--- EXERCISE OBJECTIVE ---
Word for word, quote all of the material, omitting the pictures.

[START OF DATA ENTRIES]

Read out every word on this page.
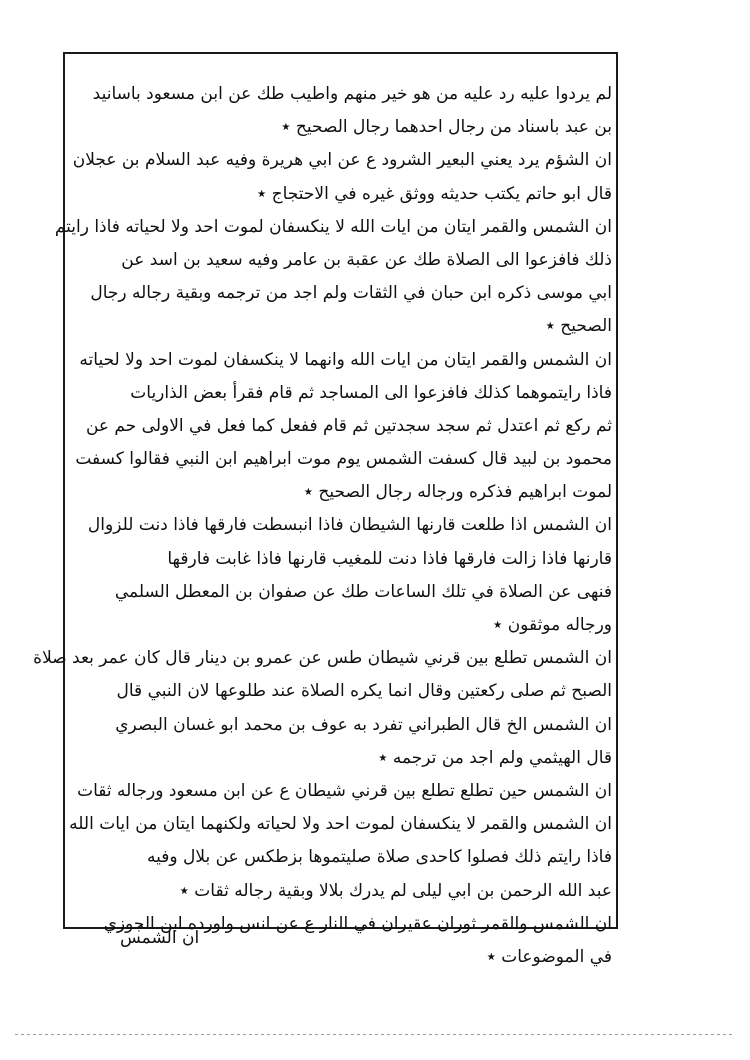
لم يردوا عليه رد عليه من هو خير منهم واطيب طك عن ابن مسعود باسانيد

بن عبد باسناد من رجال احدهما رجال الصحيح ٭

ان الشؤم يرد يعني البعير الشرود ع عن ابي هريرة وفيه عبد السلام بن عجلان

قال ابو حاتم يكتب حديثه ووثق غيره في الاحتجاج ٭

ان الشمس والقمر ايتان من ايات الله لا ينكسفان لموت احد ولا لحياته فاذا رايتم

ذلك فافزعوا الى الصلاة طك عن عقبة بن عامر وفيه سعيد بن اسد عن

ابي موسى ذكره ابن حبان في الثقات ولم اجد من ترجمه وبقية رجاله رجال

الصحيح ٭

ان الشمس والقمر ايتان من ايات الله وانهما لا ينكسفان لموت احد ولا لحياته

فاذا رايتموهما كذلك فافزعوا الى المساجد ثم قام فقرأ بعض الذاريات

ثم ركع ثم اعتدل ثم سجد سجدتين ثم قام ففعل كما فعل في الاولى حم عن

محمود بن لبيد قال كسفت الشمس يوم موت ابراهيم ابن النبي فقالوا كسفت

لموت ابراهيم فذكره ورجاله رجال الصحيح ٭

ان الشمس اذا طلعت قارنها الشيطان فاذا انبسطت فارقها فاذا دنت للزوال

قارنها فاذا زالت فارقها فاذا دنت للمغيب قارنها فاذا غابت فارقها

فنهى عن الصلاة في تلك الساعات طك عن صفوان بن المعطل السلمي

ورجاله موثقون ٭

ان الشمس تطلع بين قرني شيطان طس عن عمرو بن دينار قال كان عمر بعد صلاة

الصبح ثم صلى ركعتين وقال انما يكره الصلاة عند طلوعها لان النبي قال

ان الشمس الخ قال الطبراني تفرد به عوف بن محمد ابو غسان البصري

قال الهيثمي ولم اجد من ترجمه ٭

ان الشمس حين تطلع تطلع بين قرني شيطان ع عن ابن مسعود ورجاله ثقات

ان الشمس والقمر لا ينكسفان لموت احد ولا لحياته ولكنهما ايتان من ايات الله

فاذا رايتم ذلك فصلوا كاحدى صلاة صليتموها بزطكس عن بلال وفيه

عبد الله الرحمن بن ابي ليلى لم يدرك بلالا وبقية رجاله ثقات ٭

ان الشمس والقمر ثوران عقيران في النار ع عن انس واورده ابن الجوزي

في الموضوعات ٭

ان الشمس
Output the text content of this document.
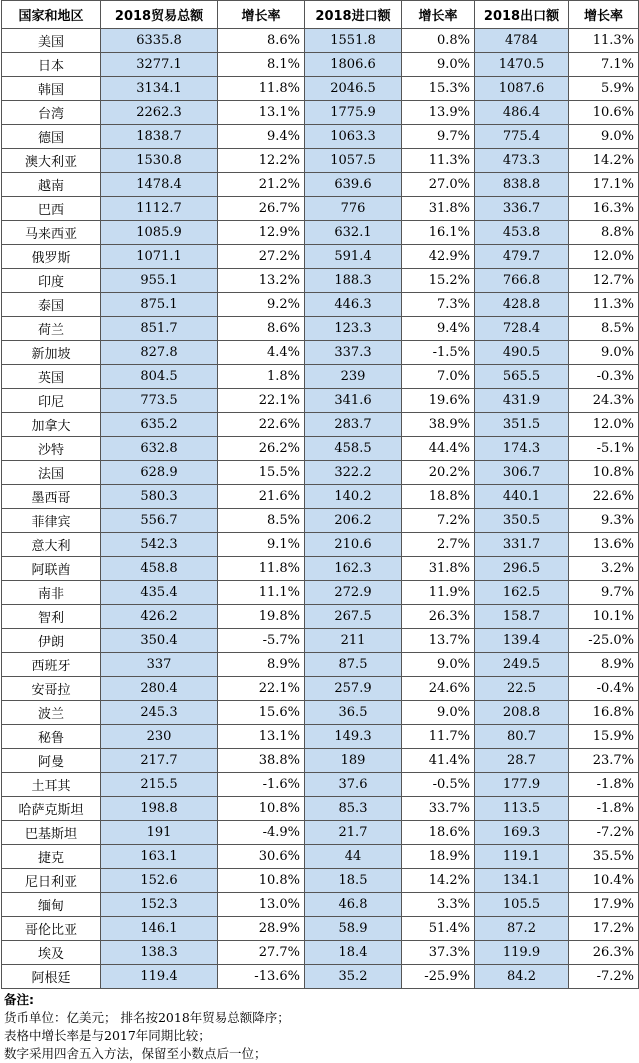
国家和地区	2018贸易总额	增长率	2018进口额	增长率	2018出口额	增长率
美国	6335.8	8.6%	1551.8	0.8%	4784	11.3%
日本	3277.1	8.1%	1806.6	9.0%	1470.5	7.1%
韩国	3134.1	11.8%	2046.5	15.3%	1087.6	5.9%
台湾	2262.3	13.1%	1775.9	13.9%	486.4	10.6%
德国	1838.7	9.4%	1063.3	9.7%	775.4	9.0%
澳大利亚	1530.8	12.2%	1057.5	11.3%	473.3	14.2%
越南	1478.4	21.2%	639.6	27.0%	838.8	17.1%
巴西	1112.7	26.7%	776	31.8%	336.7	16.3%
马来西亚	1085.9	12.9%	632.1	16.1%	453.8	8.8%
俄罗斯	1071.1	27.2%	591.4	42.9%	479.7	12.0%
印度	955.1	13.2%	188.3	15.2%	766.8	12.7%
泰国	875.1	9.2%	446.3	7.3%	428.8	11.3%
荷兰	851.7	8.6%	123.3	9.4%	728.4	8.5%
新加坡	827.8	4.4%	337.3	-1.5%	490.5	9.0%
英国	804.5	1.8%	239	7.0%	565.5	-0.3%
印尼	773.5	22.1%	341.6	19.6%	431.9	24.3%
加拿大	635.2	22.6%	283.7	38.9%	351.5	12.0%
沙特	632.8	26.2%	458.5	44.4%	174.3	-5.1%
法国	628.9	15.5%	322.2	20.2%	306.7	10.8%
墨西哥	580.3	21.6%	140.2	18.8%	440.1	22.6%
菲律宾	556.7	8.5%	206.2	7.2%	350.5	9.3%
意大利	542.3	9.1%	210.6	2.7%	331.7	13.6%
阿联酋	458.8	11.8%	162.3	31.8%	296.5	3.2%
南非	435.4	11.1%	272.9	11.9%	162.5	9.7%
智利	426.2	19.8%	267.5	26.3%	158.7	10.1%
伊朗	350.4	-5.7%	211	13.7%	139.4	-25.0%
西班牙	337	8.9%	87.5	9.0%	249.5	8.9%
安哥拉	280.4	22.1%	257.9	24.6%	22.5	-0.4%
波兰	245.3	15.6%	36.5	9.0%	208.8	16.8%
秘鲁	230	13.1%	149.3	11.7%	80.7	15.9%
阿曼	217.7	38.8%	189	41.4%	28.7	23.7%
土耳其	215.5	-1.6%	37.6	-0.5%	177.9	-1.8%
哈萨克斯坦	198.8	10.8%	85.3	33.7%	113.5	-1.8%
巴基斯坦	191	-4.9%	21.7	18.6%	169.3	-7.2%
捷克	163.1	30.6%	44	18.9%	119.1	35.5%
尼日利亚	152.6	10.8%	18.5	14.2%	134.1	10.4%
缅甸	152.3	13.0%	46.8	3.3%	105.5	17.9%
哥伦比亚	146.1	28.9%	58.9	51.4%	87.2	17.2%
埃及	138.3	27.7%	18.4	37.3%	119.9	26.3%
阿根廷	119.4	-13.6%	35.2	-25.9%	84.2	-7.2%
备注:
货币单位：亿美元； 排名按2018年贸易总额降序；
表格中增长率是与2017年同期比较；
数字采用四舍五入方法，保留至小数点后一位；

[END OF DATA ENTRIES]

--- SOLUTION TO THIS EXERCISE ---
Read out every word on this page.
لم يردوا عليه رد عليه من هو خير منهم واطيب طك عن ابن مسعود باسانيد

بن عبد باسناد من رجال احدهما رجال الصحيح ٭

ان الشؤم يرد يعني البعير الشرود ع عن ابي هريرة وفيه عبد السلام بن عجلان

قال ابو حاتم يكتب حديثه ووثق غيره في الاحتجاج ٭

ان الشمس والقمر ايتان من ايات الله لا ينكسفان لموت احد ولا لحياته فاذا رايتم

ذلك فافزعوا الى الصلاة طك عن عقبة بن عامر وفيه سعيد بن اسد عن

ابي موسى ذكره ابن حبان في الثقات ولم اجد من ترجمه وبقية رجاله رجال

الصحيح ٭

ان الشمس والقمر ايتان من ايات الله وانهما لا ينكسفان لموت احد ولا لحياته

فاذا رايتموهما كذلك فافزعوا الى المساجد ثم قام فقرأ بعض الذاريات

ثم ركع ثم اعتدل ثم سجد سجدتين ثم قام ففعل كما فعل في الاولى حم عن

محمود بن لبيد قال كسفت الشمس يوم موت ابراهيم ابن النبي فقالوا كسفت

لموت ابراهيم فذكره ورجاله رجال الصحيح ٭

ان الشمس اذا طلعت قارنها الشيطان فاذا انبسطت فارقها فاذا دنت للزوال

قارنها فاذا زالت فارقها فاذا دنت للمغيب قارنها فاذا غابت فارقها

فنهى عن الصلاة في تلك الساعات طك عن صفوان بن المعطل السلمي

ورجاله موثقون ٭

ان الشمس تطلع بين قرني شيطان طس عن عمرو بن دينار قال كان عمر بعد صلاة

الصبح ثم صلى ركعتين وقال انما يكره الصلاة عند طلوعها لان النبي قال

ان الشمس الخ قال الطبراني تفرد به عوف بن محمد ابو غسان البصري

قال الهيثمي ولم اجد من ترجمه ٭

ان الشمس حين تطلع تطلع بين قرني شيطان ع عن ابن مسعود ورجاله ثقات

ان الشمس والقمر لا ينكسفان لموت احد ولا لحياته ولكنهما ايتان من ايات الله

فاذا رايتم ذلك فصلوا كاحدى صلاة صليتموها بزطكس عن بلال وفيه

عبد الله الرحمن بن ابي ليلى لم يدرك بلالا وبقية رجاله ثقات ٭

ان الشمس والقمر ثوران عقيران في النار ع عن انس واورده ابن الجوزي

في الموضوعات ٭

ان الشمس
Output the text content of this document.
国家和地区	2018贸易总额	增长率	2018进口额	增长率	2018出口额	增长率
美国	6335.8	8.6%	1551.8	0.8%	4784	11.3%
日本	3277.1	8.1%	1806.6	9.0%	1470.5	7.1%
韩国	3134.1	11.8%	2046.5	15.3%	1087.6	5.9%
台湾	2262.3	13.1%	1775.9	13.9%	486.4	10.6%
德国	1838.7	9.4%	1063.3	9.7%	775.4	9.0%
澳大利亚	1530.8	12.2%	1057.5	11.3%	473.3	14.2%
越南	1478.4	21.2%	639.6	27.0%	838.8	17.1%
巴西	1112.7	26.7%	776	31.8%	336.7	16.3%
马来西亚	1085.9	12.9%	632.1	16.1%	453.8	8.8%
俄罗斯	1071.1	27.2%	591.4	42.9%	479.7	12.0%
印度	955.1	13.2%	188.3	15.2%	766.8	12.7%
泰国	875.1	9.2%	446.3	7.3%	428.8	11.3%
荷兰	851.7	8.6%	123.3	9.4%	728.4	8.5%
新加坡	827.8	4.4%	337.3	-1.5%	490.5	9.0%
英国	804.5	1.8%	239	7.0%	565.5	-0.3%
印尼	773.5	22.1%	341.6	19.6%	431.9	24.3%
加拿大	635.2	22.6%	283.7	38.9%	351.5	12.0%
沙特	632.8	26.2%	458.5	44.4%	174.3	-5.1%
法国	628.9	15.5%	322.2	20.2%	306.7	10.8%
墨西哥	580.3	21.6%	140.2	18.8%	440.1	22.6%
菲律宾	556.7	8.5%	206.2	7.2%	350.5	9.3%
意大利	542.3	9.1%	210.6	2.7%	331.7	13.6%
阿联酋	458.8	11.8%	162.3	31.8%	296.5	3.2%
南非	435.4	11.1%	272.9	11.9%	162.5	9.7%
智利	426.2	19.8%	267.5	26.3%	158.7	10.1%
伊朗	350.4	-5.7%	211	13.7%	139.4	-25.0%
西班牙	337	8.9%	87.5	9.0%	249.5	8.9%
安哥拉	280.4	22.1%	257.9	24.6%	22.5	-0.4%
波兰	245.3	15.6%	36.5	9.0%	208.8	16.8%
秘鲁	230	13.1%	149.3	11.7%	80.7	15.9%
阿曼	217.7	38.8%	189	41.4%	28.7	23.7%
土耳其	215.5	-1.6%	37.6	-0.5%	177.9	-1.8%
哈萨克斯坦	198.8	10.8%	85.3	33.7%	113.5	-1.8%
巴基斯坦	191	-4.9%	21.7	18.6%	169.3	-7.2%
捷克	163.1	30.6%	44	18.9%	119.1	35.5%
尼日利亚	152.6	10.8%	18.5	14.2%	134.1	10.4%
缅甸	152.3	13.0%	46.8	3.3%	105.5	17.9%
哥伦比亚	146.1	28.9%	58.9	51.4%	87.2	17.2%
埃及	138.3	27.7%	18.4	37.3%	119.9	26.3%
阿根廷	119.4	-13.6%	35.2	-25.9%	84.2	-7.2%
备注:
货币单位：亿美元； 排名按2018年贸易总额降序；
表格中增长率是与2017年同期比较；
数字采用四舍五入方法，保留至小数点后一位；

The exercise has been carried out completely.